Working data:
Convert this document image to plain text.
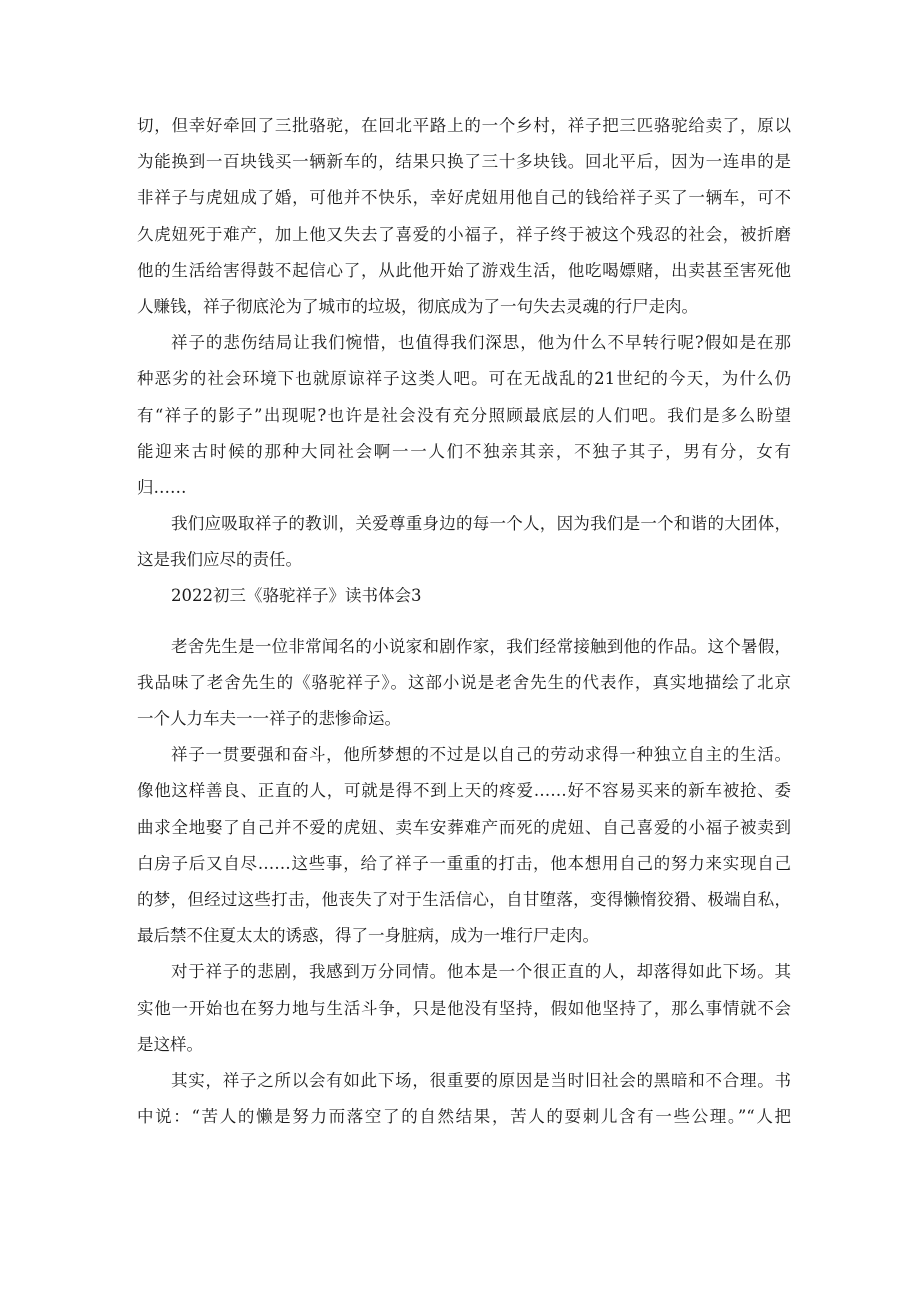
切，但幸好牵回了三批骆驼，在回北平路上的一个乡村，祥子把三匹骆驼给卖了，原以
为能换到一百块钱买一辆新车的，结果只换了三十多块钱。回北平后，因为一连串的是
非祥子与虎妞成了婚，可他并不快乐，幸好虎妞用他自己的钱给祥子买了一辆车，可不
久虎妞死于难产，加上他又失去了喜爱的小福子，祥子终于被这个残忍的社会，被折磨
他的生活给害得鼓不起信心了，从此他开始了游戏生活，他吃喝嫖赌，出卖甚至害死他
人赚钱，祥子彻底沦为了城市的垃圾，彻底成为了一句失去灵魂的行尸走肉。
祥子的悲伤结局让我们惋惜，也值得我们深思，他为什么不早转行呢?假如是在那
种恶劣的社会环境下也就原谅祥子这类人吧。可在无战乱的21世纪的今天，为什么仍
有“祥子的影子”出现呢?也许是社会没有充分照顾最底层的人们吧。我们是多么盼望
能迎来古时候的那种大同社会啊一一人们不独亲其亲，不独子其子，男有分，女有
归……
我们应吸取祥子的教训，关爱尊重身边的每一个人，因为我们是一个和谐的大团体，
这是我们应尽的责任。
2022初三《骆驼祥子》读书体会3
老舍先生是一位非常闻名的小说家和剧作家，我们经常接触到他的作品。这个暑假，
我品味了老舍先生的《骆驼祥子》。这部小说是老舍先生的代表作，真实地描绘了北京
一个人力车夫一一祥子的悲惨命运。
祥子一贯要强和奋斗，他所梦想的不过是以自己的劳动求得一种独立自主的生活。
像他这样善良、正直的人，可就是得不到上天的疼爱……好不容易买来的新车被抢、委
曲求全地娶了自己并不爱的虎妞、卖车安葬难产而死的虎妞、自己喜爱的小福子被卖到
白房子后又自尽……这些事，给了祥子一重重的打击，他本想用自己的努力来实现自己
的梦，但经过这些打击，他丧失了对于生活信心，自甘堕落，变得懒惰狡猾、极端自私，
最后禁不住夏太太的诱惑，得了一身脏病，成为一堆行尸走肉。
对于祥子的悲剧，我感到万分同情。他本是一个很正直的人，却落得如此下场。其
实他一开始也在努力地与生活斗争，只是他没有坚持，假如他坚持了，那么事情就不会
是这样。
其实，祥子之所以会有如此下场，很重要的原因是当时旧社会的黑暗和不合理。书
中说：“苦人的懒是努力而落空了的自然结果，苦人的耍刺儿含有一些公理。”“人把
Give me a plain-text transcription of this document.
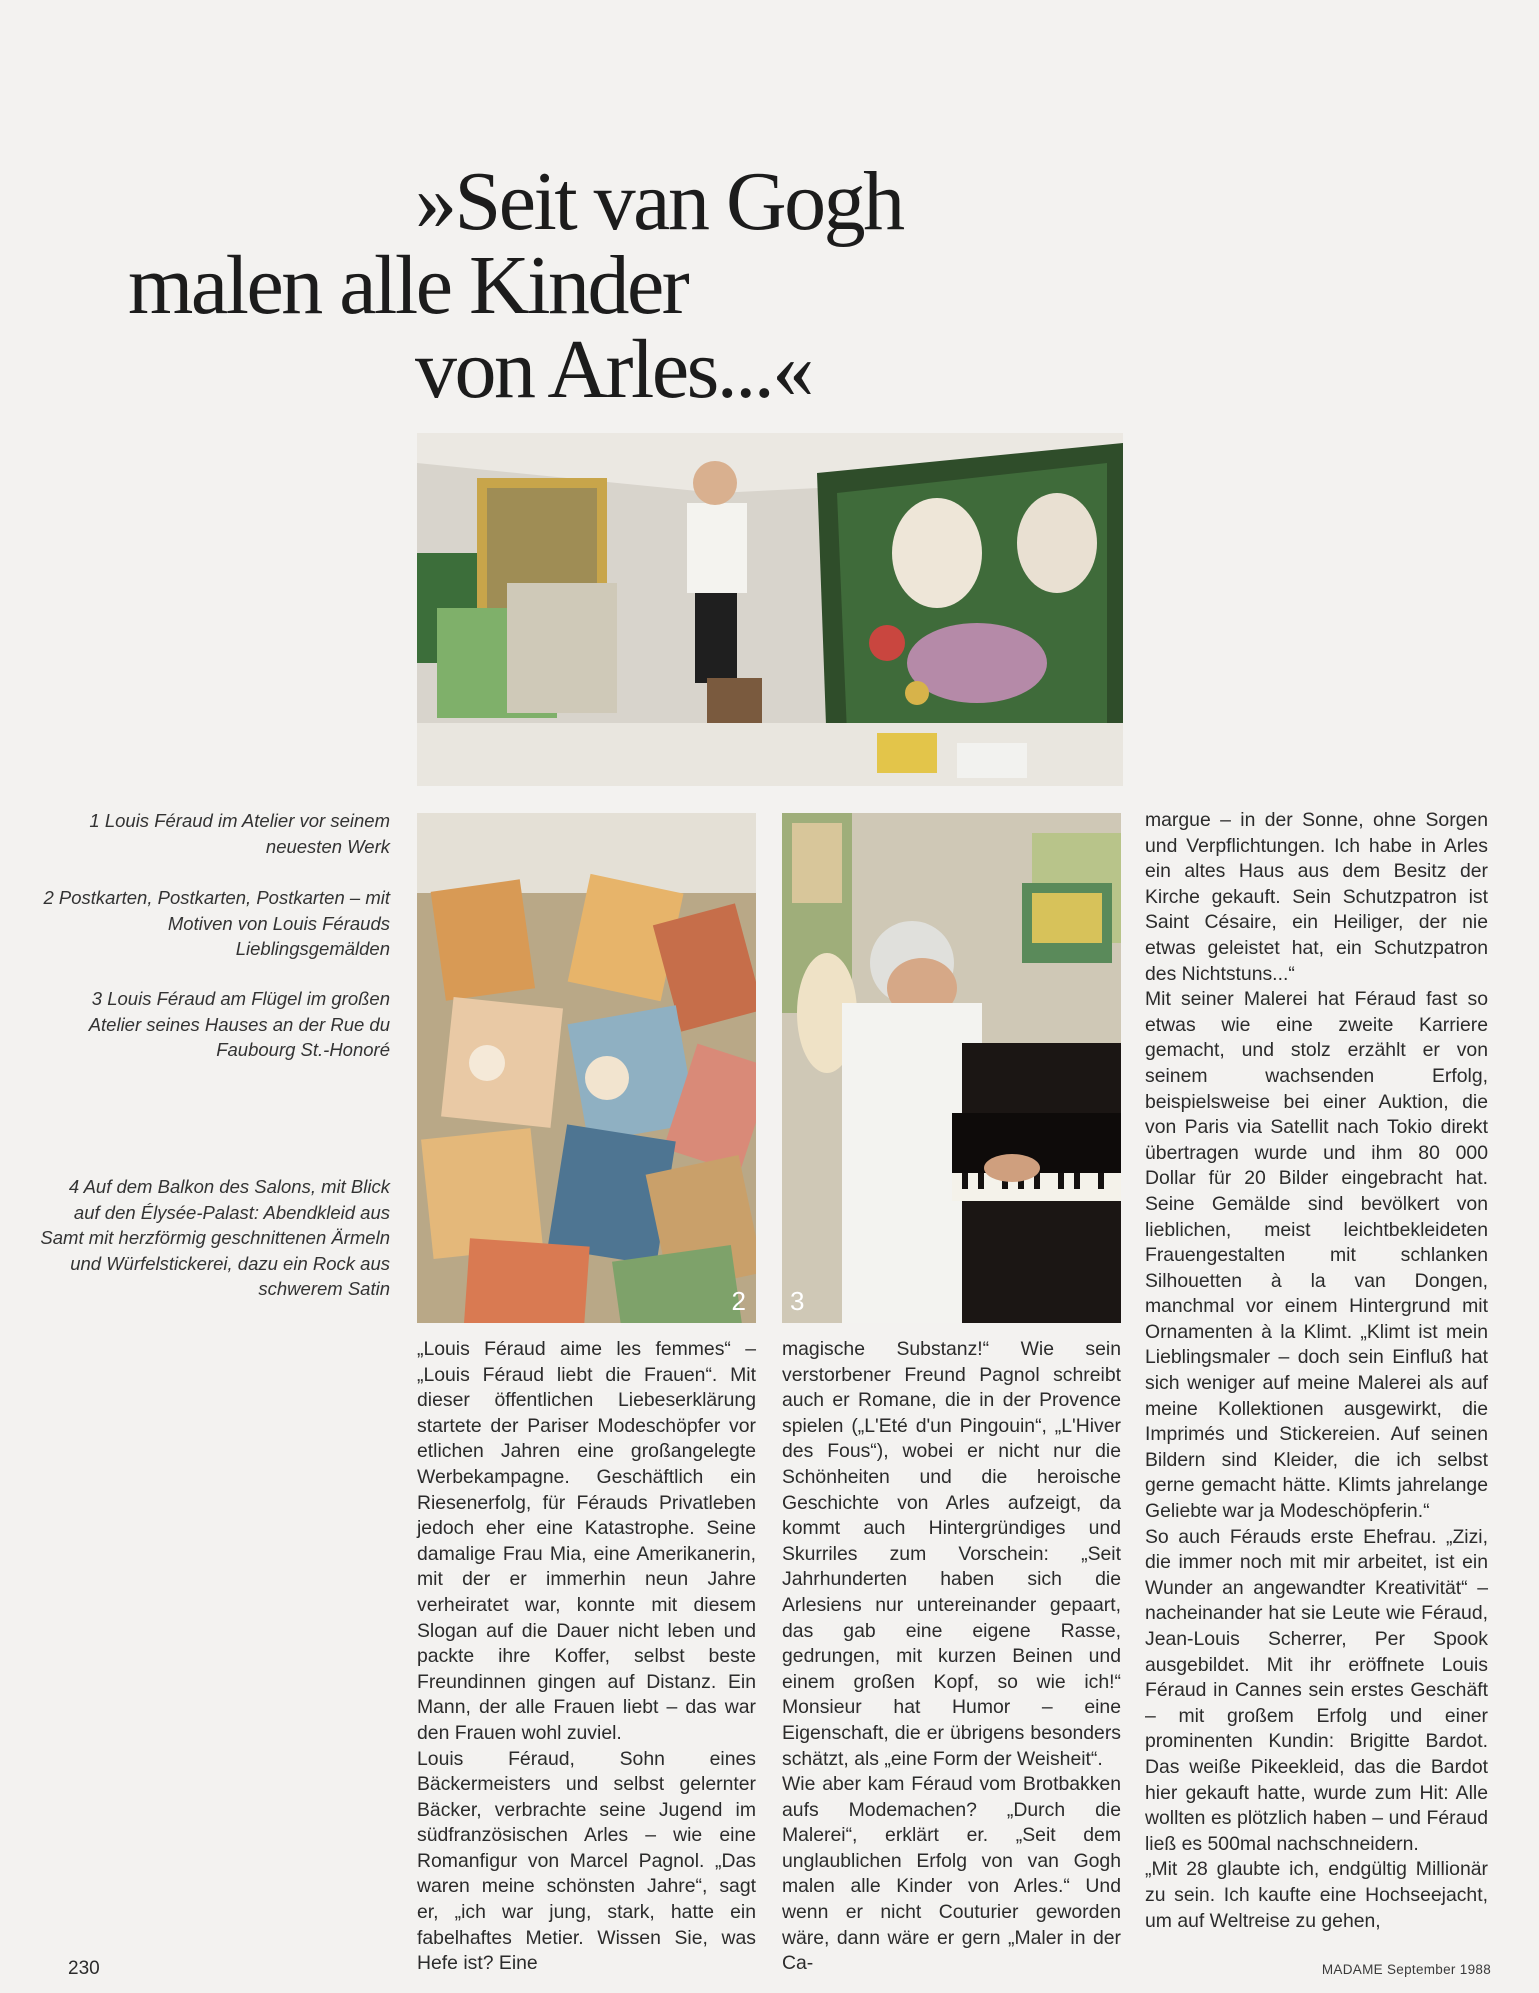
»Seit van Gogh
malen alle Kinder
von Arles...«
2 3

1 Louis Féraud im Atelier vor seinem neuesten Werk

2 Postkarten, Postkarten, Postkarten – mit Motiven von Louis Férauds Lieblingsgemälden

3 Louis Féraud am Flügel im großen Atelier seines Hauses an der Rue du Faubourg St.-Honoré

4 Auf dem Balkon des Salons, mit Blick auf den Élysée-Palast: Abendkleid aus Samt mit herzförmig geschnittenen Ärmeln und Würfelstickerei, dazu ein Rock aus schwerem Satin

„Louis Féraud aime les femmes“ – „Louis Féraud liebt die Frauen“. Mit dieser öffentlichen Liebeserklärung startete der Pariser Modeschöpfer vor etlichen Jahren eine großangelegte Werbekampagne. Geschäftlich ein Riesenerfolg, für Férauds Privatleben jedoch eher eine Katastrophe. Seine damalige Frau Mia, eine Amerikanerin, mit der er immerhin neun Jahre verheiratet war, konnte mit diesem Slogan auf die Dauer nicht leben und packte ihre Koffer, selbst beste Freundinnen gingen auf Distanz. Ein Mann, der alle Frauen liebt – das war den Frauen wohl zuviel.

Louis Féraud, Sohn eines Bäckermeisters und selbst gelernter Bäcker, verbrachte seine Jugend im südfranzösischen Arles – wie eine Romanfigur von Marcel Pagnol. „Das waren meine schönsten Jahre“, sagt er, „ich war jung, stark, hatte ein fabelhaftes Metier. Wissen Sie, was Hefe ist? Eine

magische Substanz!“ Wie sein verstorbener Freund Pagnol schreibt auch er Romane, die in der Provence spielen („L'Eté d'un Pingouin“, „L'Hiver des Fous“), wobei er nicht nur die Schönheiten und die heroische Geschichte von Arles aufzeigt, da kommt auch Hintergründiges und Skurriles zum Vorschein: „Seit Jahrhunderten haben sich die Arlesiens nur untereinander gepaart, das gab eine eigene Rasse, gedrungen, mit kurzen Beinen und einem großen Kopf, so wie ich!“ Monsieur hat Humor – eine Eigenschaft, die er übrigens besonders schätzt, als „eine Form der Weisheit“.

Wie aber kam Féraud vom Brotbakken aufs Modemachen? „Durch die Malerei“, erklärt er. „Seit dem unglaublichen Erfolg von van Gogh malen alle Kinder von Arles.“ Und wenn er nicht Couturier geworden wäre, dann wäre er gern „Maler in der Ca-

margue – in der Sonne, ohne Sorgen und Verpflichtungen. Ich habe in Arles ein altes Haus aus dem Besitz der Kirche gekauft. Sein Schutzpatron ist Saint Césaire, ein Heiliger, der nie etwas geleistet hat, ein Schutzpatron des Nichtstuns...“

Mit seiner Malerei hat Féraud fast so etwas wie eine zweite Karriere gemacht, und stolz erzählt er von seinem wachsenden Erfolg, beispielsweise bei einer Auktion, die von Paris via Satellit nach Tokio direkt übertragen wurde und ihm 80 000 Dollar für 20 Bilder eingebracht hat. Seine Gemälde sind bevölkert von lieblichen, meist leichtbekleideten Frauengestalten mit schlanken Silhouetten à la van Dongen, manchmal vor einem Hintergrund mit Ornamenten à la Klimt. „Klimt ist mein Lieblingsmaler – doch sein Einfluß hat sich weniger auf meine Malerei als auf meine Kollektionen ausgewirkt, die Imprimés und Stickereien. Auf seinen Bildern sind Kleider, die ich selbst gerne gemacht hätte. Klimts jahrelange Geliebte war ja Modeschöpferin.“

So auch Férauds erste Ehefrau. „Zizi, die immer noch mit mir arbeitet, ist ein Wunder an angewandter Kreativität“ – nacheinander hat sie Leute wie Féraud, Jean-Louis Scherrer, Per Spook ausgebildet. Mit ihr eröffnete Louis Féraud in Cannes sein erstes Geschäft – mit großem Erfolg und einer prominenten Kundin: Brigitte Bardot. Das weiße Pikeekleid, das die Bardot hier gekauft hatte, wurde zum Hit: Alle wollten es plötzlich haben – und Féraud ließ es 500mal nachschneidern.

„Mit 28 glaubte ich, endgültig Millionär zu sein. Ich kaufte eine Hochseejacht, um auf Weltreise zu gehen,

230	MADAME September 1988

What to do: Leave out the pictures and transcribe everything else exactly.

Exercise solution:
Convert this document image to plain text.
切，但幸好牵回了三批骆驼，在回北平路上的一个乡村，祥子把三匹骆驼给卖了，原以
为能换到一百块钱买一辆新车的，结果只换了三十多块钱。回北平后，因为一连串的是
非祥子与虎妞成了婚，可他并不快乐，幸好虎妞用他自己的钱给祥子买了一辆车，可不
久虎妞死于难产，加上他又失去了喜爱的小福子，祥子终于被这个残忍的社会，被折磨
他的生活给害得鼓不起信心了，从此他开始了游戏生活，他吃喝嫖赌，出卖甚至害死他
人赚钱，祥子彻底沦为了城市的垃圾，彻底成为了一句失去灵魂的行尸走肉。
祥子的悲伤结局让我们惋惜，也值得我们深思，他为什么不早转行呢?假如是在那
种恶劣的社会环境下也就原谅祥子这类人吧。可在无战乱的21世纪的今天，为什么仍
有“祥子的影子”出现呢?也许是社会没有充分照顾最底层的人们吧。我们是多么盼望
能迎来古时候的那种大同社会啊一一人们不独亲其亲，不独子其子，男有分，女有
归……
我们应吸取祥子的教训，关爱尊重身边的每一个人，因为我们是一个和谐的大团体，
这是我们应尽的责任。
2022初三《骆驼祥子》读书体会3
老舍先生是一位非常闻名的小说家和剧作家，我们经常接触到他的作品。这个暑假，
我品味了老舍先生的《骆驼祥子》。这部小说是老舍先生的代表作，真实地描绘了北京
一个人力车夫一一祥子的悲惨命运。
祥子一贯要强和奋斗，他所梦想的不过是以自己的劳动求得一种独立自主的生活。
像他这样善良、正直的人，可就是得不到上天的疼爱……好不容易买来的新车被抢、委
曲求全地娶了自己并不爱的虎妞、卖车安葬难产而死的虎妞、自己喜爱的小福子被卖到
白房子后又自尽……这些事，给了祥子一重重的打击，他本想用自己的努力来实现自己
的梦，但经过这些打击，他丧失了对于生活信心，自甘堕落，变得懒惰狡猾、极端自私，
最后禁不住夏太太的诱惑，得了一身脏病，成为一堆行尸走肉。
对于祥子的悲剧，我感到万分同情。他本是一个很正直的人，却落得如此下场。其
实他一开始也在努力地与生活斗争，只是他没有坚持，假如他坚持了，那么事情就不会
是这样。
其实，祥子之所以会有如此下场，很重要的原因是当时旧社会的黑暗和不合理。书
中说：“苦人的懒是努力而落空了的自然结果，苦人的耍刺儿含有一些公理。”“人把
Give me a plain-text transcription of this document.
»Seit van Gogh
malen alle Kinder
von Arles...«
2 3

1 Louis Féraud im Atelier vor seinem neuesten Werk

2 Postkarten, Postkarten, Postkarten – mit Motiven von Louis Férauds Lieblingsgemälden

3 Louis Féraud am Flügel im großen Atelier seines Hauses an der Rue du Faubourg St.-Honoré

4 Auf dem Balkon des Salons, mit Blick auf den Élysée-Palast: Abendkleid aus Samt mit herzförmig geschnittenen Ärmeln und Würfelstickerei, dazu ein Rock aus schwerem Satin

„Louis Féraud aime les femmes“ – „Louis Féraud liebt die Frauen“. Mit dieser öffentlichen Liebeserklärung startete der Pariser Modeschöpfer vor etlichen Jahren eine großangelegte Werbekampagne. Geschäftlich ein Riesenerfolg, für Férauds Privatleben jedoch eher eine Katastrophe. Seine damalige Frau Mia, eine Amerikanerin, mit der er immerhin neun Jahre verheiratet war, konnte mit diesem Slogan auf die Dauer nicht leben und packte ihre Koffer, selbst beste Freundinnen gingen auf Distanz. Ein Mann, der alle Frauen liebt – das war den Frauen wohl zuviel.

Louis Féraud, Sohn eines Bäckermeisters und selbst gelernter Bäcker, verbrachte seine Jugend im südfranzösischen Arles – wie eine Romanfigur von Marcel Pagnol. „Das waren meine schönsten Jahre“, sagt er, „ich war jung, stark, hatte ein fabelhaftes Metier. Wissen Sie, was Hefe ist? Eine

magische Substanz!“ Wie sein verstorbener Freund Pagnol schreibt auch er Romane, die in der Provence spielen („L'Eté d'un Pingouin“, „L'Hiver des Fous“), wobei er nicht nur die Schönheiten und die heroische Geschichte von Arles aufzeigt, da kommt auch Hintergründiges und Skurriles zum Vorschein: „Seit Jahrhunderten haben sich die Arlesiens nur untereinander gepaart, das gab eine eigene Rasse, gedrungen, mit kurzen Beinen und einem großen Kopf, so wie ich!“ Monsieur hat Humor – eine Eigenschaft, die er übrigens besonders schätzt, als „eine Form der Weisheit“.

Wie aber kam Féraud vom Brotbakken aufs Modemachen? „Durch die Malerei“, erklärt er. „Seit dem unglaublichen Erfolg von van Gogh malen alle Kinder von Arles.“ Und wenn er nicht Couturier geworden wäre, dann wäre er gern „Maler in der Ca-

margue – in der Sonne, ohne Sorgen und Verpflichtungen. Ich habe in Arles ein altes Haus aus dem Besitz der Kirche gekauft. Sein Schutzpatron ist Saint Césaire, ein Heiliger, der nie etwas geleistet hat, ein Schutzpatron des Nichtstuns...“

Mit seiner Malerei hat Féraud fast so etwas wie eine zweite Karriere gemacht, und stolz erzählt er von seinem wachsenden Erfolg, beispielsweise bei einer Auktion, die von Paris via Satellit nach Tokio direkt übertragen wurde und ihm 80 000 Dollar für 20 Bilder eingebracht hat. Seine Gemälde sind bevölkert von lieblichen, meist leichtbekleideten Frauengestalten mit schlanken Silhouetten à la van Dongen, manchmal vor einem Hintergrund mit Ornamenten à la Klimt. „Klimt ist mein Lieblingsmaler – doch sein Einfluß hat sich weniger auf meine Malerei als auf meine Kollektionen ausgewirkt, die Imprimés und Stickereien. Auf seinen Bildern sind Kleider, die ich selbst gerne gemacht hätte. Klimts jahrelange Geliebte war ja Modeschöpferin.“

So auch Férauds erste Ehefrau. „Zizi, die immer noch mit mir arbeitet, ist ein Wunder an angewandter Kreativität“ – nacheinander hat sie Leute wie Féraud, Jean-Louis Scherrer, Per Spook ausgebildet. Mit ihr eröffnete Louis Féraud in Cannes sein erstes Geschäft – mit großem Erfolg und einer prominenten Kundin: Brigitte Bardot. Das weiße Pikeekleid, das die Bardot hier gekauft hatte, wurde zum Hit: Alle wollten es plötzlich haben – und Féraud ließ es 500mal nachschneidern.

„Mit 28 glaubte ich, endgültig Millionär zu sein. Ich kaufte eine Hochseejacht, um auf Weltreise zu gehen,

230	MADAME September 1988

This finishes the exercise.